_GIVEN PROBLEM_:
Locate each line holding the string "this" and copy it.

_STORED DATA_:

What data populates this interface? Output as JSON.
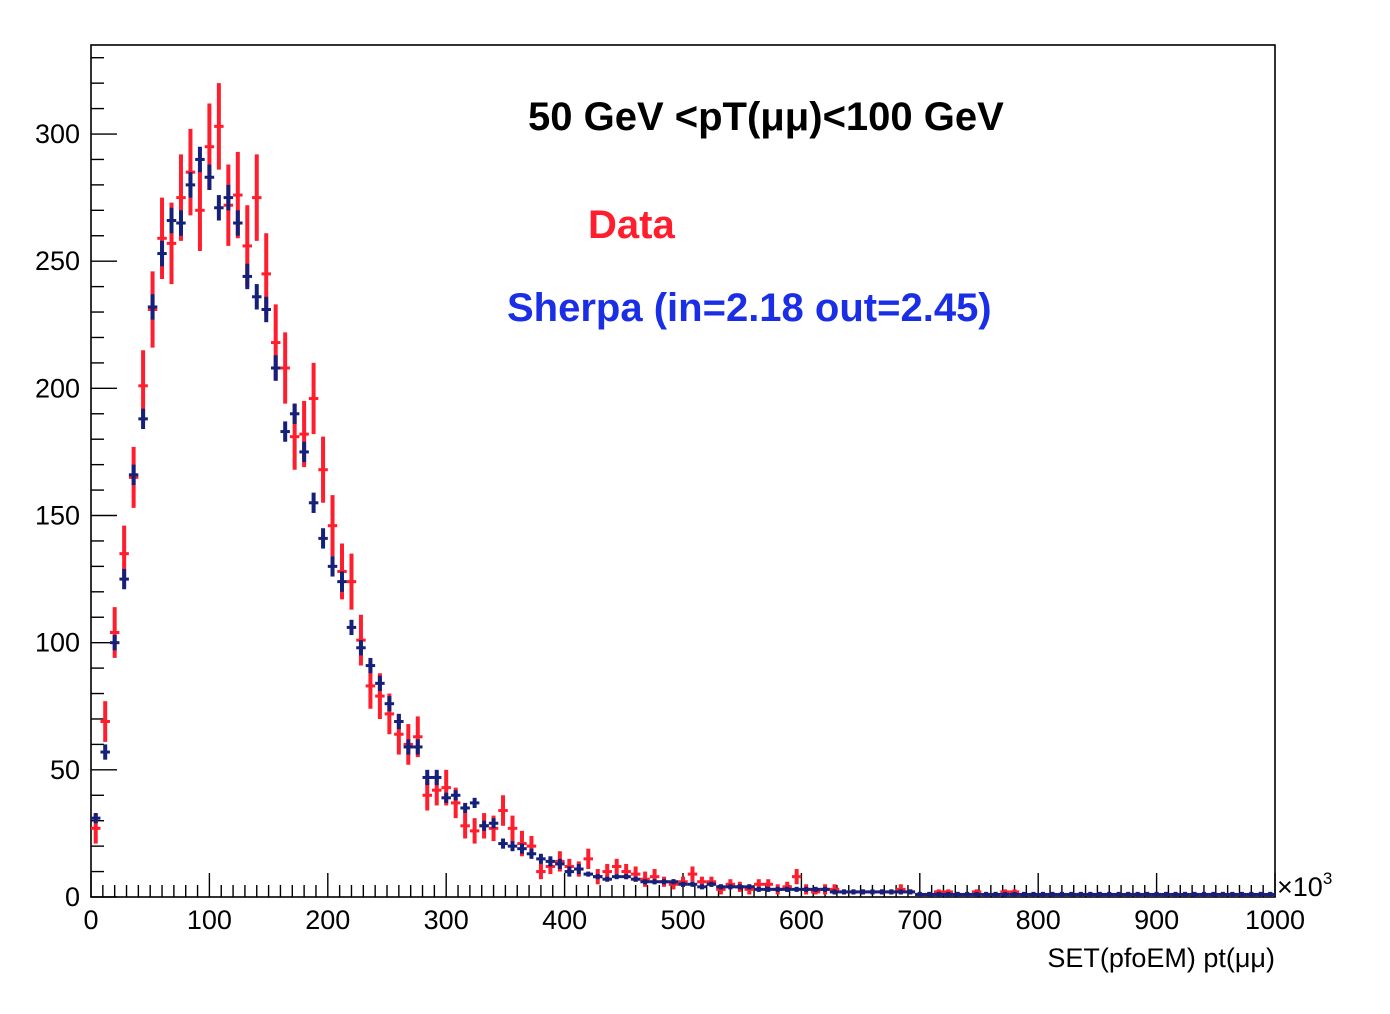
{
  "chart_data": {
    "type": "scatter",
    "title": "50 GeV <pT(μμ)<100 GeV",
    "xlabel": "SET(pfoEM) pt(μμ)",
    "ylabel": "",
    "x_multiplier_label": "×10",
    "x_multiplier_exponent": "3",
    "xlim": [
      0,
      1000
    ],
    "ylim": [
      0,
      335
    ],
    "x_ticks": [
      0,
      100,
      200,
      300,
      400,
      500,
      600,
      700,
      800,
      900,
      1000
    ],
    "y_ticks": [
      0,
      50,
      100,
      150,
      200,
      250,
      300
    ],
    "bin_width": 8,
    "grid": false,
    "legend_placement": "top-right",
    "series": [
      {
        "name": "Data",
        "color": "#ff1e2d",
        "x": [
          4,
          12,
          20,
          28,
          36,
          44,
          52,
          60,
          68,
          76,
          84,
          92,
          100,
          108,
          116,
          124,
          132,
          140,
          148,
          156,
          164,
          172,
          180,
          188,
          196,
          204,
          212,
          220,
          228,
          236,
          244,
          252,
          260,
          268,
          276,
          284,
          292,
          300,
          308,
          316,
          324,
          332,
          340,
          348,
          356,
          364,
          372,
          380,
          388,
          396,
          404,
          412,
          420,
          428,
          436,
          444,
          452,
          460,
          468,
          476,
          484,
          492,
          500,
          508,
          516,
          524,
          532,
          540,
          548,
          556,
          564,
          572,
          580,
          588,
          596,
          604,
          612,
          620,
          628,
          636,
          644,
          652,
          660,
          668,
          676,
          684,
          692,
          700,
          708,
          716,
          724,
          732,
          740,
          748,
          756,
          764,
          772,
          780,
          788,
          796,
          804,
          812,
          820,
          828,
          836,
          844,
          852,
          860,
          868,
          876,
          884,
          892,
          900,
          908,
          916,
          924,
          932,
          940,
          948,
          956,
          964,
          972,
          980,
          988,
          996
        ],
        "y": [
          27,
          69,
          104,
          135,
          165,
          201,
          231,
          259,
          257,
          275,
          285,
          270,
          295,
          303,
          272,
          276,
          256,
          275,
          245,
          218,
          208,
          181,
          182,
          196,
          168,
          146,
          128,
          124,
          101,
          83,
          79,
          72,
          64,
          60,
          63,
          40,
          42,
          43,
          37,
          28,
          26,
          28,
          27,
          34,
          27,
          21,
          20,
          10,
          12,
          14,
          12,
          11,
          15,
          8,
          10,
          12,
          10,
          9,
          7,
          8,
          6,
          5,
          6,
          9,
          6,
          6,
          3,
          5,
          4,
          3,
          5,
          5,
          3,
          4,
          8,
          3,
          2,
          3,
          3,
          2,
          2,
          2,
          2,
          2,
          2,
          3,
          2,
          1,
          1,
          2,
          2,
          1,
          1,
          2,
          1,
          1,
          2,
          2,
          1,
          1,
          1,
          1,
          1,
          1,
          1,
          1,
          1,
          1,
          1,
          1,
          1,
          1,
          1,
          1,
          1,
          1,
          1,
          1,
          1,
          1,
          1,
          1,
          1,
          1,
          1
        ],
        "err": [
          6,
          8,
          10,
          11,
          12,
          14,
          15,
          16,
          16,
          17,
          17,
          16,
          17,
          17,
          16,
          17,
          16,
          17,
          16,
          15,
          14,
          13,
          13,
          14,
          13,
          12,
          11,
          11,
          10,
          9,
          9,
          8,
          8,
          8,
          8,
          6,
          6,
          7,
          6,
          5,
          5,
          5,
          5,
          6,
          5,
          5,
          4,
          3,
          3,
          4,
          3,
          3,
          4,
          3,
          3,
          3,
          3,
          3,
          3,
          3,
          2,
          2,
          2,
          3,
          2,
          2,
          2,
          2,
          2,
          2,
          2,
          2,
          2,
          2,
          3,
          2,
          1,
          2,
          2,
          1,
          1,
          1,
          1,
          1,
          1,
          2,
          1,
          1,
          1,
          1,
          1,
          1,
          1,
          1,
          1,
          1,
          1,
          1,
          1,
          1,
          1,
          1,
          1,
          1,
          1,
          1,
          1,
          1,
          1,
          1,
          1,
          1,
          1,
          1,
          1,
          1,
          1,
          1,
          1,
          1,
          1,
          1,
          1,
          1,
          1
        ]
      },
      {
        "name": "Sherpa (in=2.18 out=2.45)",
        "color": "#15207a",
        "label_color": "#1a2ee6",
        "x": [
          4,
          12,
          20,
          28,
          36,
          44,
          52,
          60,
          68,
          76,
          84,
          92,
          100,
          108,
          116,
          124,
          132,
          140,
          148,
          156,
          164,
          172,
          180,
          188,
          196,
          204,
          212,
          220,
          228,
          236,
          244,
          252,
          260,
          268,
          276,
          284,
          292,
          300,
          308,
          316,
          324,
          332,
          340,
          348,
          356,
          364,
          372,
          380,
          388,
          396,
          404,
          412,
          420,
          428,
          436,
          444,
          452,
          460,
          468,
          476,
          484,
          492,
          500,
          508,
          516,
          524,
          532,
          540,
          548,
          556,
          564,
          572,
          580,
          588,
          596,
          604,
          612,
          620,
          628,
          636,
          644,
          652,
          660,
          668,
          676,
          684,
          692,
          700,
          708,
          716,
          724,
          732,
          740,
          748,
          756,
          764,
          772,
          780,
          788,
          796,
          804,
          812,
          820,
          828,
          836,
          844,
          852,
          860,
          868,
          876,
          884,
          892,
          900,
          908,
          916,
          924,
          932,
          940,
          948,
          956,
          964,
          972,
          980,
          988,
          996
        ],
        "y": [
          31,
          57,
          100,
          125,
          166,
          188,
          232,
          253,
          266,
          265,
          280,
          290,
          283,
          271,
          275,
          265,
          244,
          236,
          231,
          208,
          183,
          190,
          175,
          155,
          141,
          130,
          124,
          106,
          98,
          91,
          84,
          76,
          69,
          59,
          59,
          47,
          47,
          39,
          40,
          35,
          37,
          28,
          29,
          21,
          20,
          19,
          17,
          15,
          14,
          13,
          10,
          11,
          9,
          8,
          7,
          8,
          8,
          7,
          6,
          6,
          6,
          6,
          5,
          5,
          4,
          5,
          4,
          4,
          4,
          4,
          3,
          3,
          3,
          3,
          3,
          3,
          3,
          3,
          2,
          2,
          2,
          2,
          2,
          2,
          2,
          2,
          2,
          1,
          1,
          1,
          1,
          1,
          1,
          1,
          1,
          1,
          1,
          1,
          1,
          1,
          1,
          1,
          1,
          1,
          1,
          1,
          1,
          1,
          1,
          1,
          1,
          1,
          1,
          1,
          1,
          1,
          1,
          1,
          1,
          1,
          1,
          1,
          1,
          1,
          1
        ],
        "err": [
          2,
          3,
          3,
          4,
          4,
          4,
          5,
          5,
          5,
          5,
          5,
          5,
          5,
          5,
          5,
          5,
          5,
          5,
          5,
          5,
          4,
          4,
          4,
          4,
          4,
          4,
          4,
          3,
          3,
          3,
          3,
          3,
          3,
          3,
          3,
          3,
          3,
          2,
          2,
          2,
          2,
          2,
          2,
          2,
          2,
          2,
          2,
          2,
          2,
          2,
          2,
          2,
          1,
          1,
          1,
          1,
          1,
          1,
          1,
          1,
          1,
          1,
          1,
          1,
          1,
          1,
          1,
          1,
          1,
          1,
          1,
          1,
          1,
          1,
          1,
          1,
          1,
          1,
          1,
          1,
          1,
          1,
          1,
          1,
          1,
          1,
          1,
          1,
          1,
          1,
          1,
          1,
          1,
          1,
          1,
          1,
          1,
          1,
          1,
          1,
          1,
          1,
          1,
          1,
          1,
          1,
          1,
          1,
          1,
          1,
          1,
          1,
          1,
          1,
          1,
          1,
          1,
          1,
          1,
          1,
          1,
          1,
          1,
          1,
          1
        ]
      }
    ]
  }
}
--
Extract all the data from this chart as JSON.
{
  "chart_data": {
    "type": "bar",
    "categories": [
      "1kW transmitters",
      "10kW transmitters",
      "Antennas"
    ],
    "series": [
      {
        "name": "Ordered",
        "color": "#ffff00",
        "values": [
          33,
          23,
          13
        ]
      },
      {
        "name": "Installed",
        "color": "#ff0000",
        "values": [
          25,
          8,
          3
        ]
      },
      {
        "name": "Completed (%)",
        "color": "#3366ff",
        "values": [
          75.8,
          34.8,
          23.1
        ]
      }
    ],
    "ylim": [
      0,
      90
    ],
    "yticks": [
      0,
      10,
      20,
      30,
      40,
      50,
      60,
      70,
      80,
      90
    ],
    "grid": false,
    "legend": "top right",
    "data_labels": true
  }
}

_EXERCISE OUTPUT_:
What data populates this interface? Output as JSON.
Extract all the data from this chart as JSON.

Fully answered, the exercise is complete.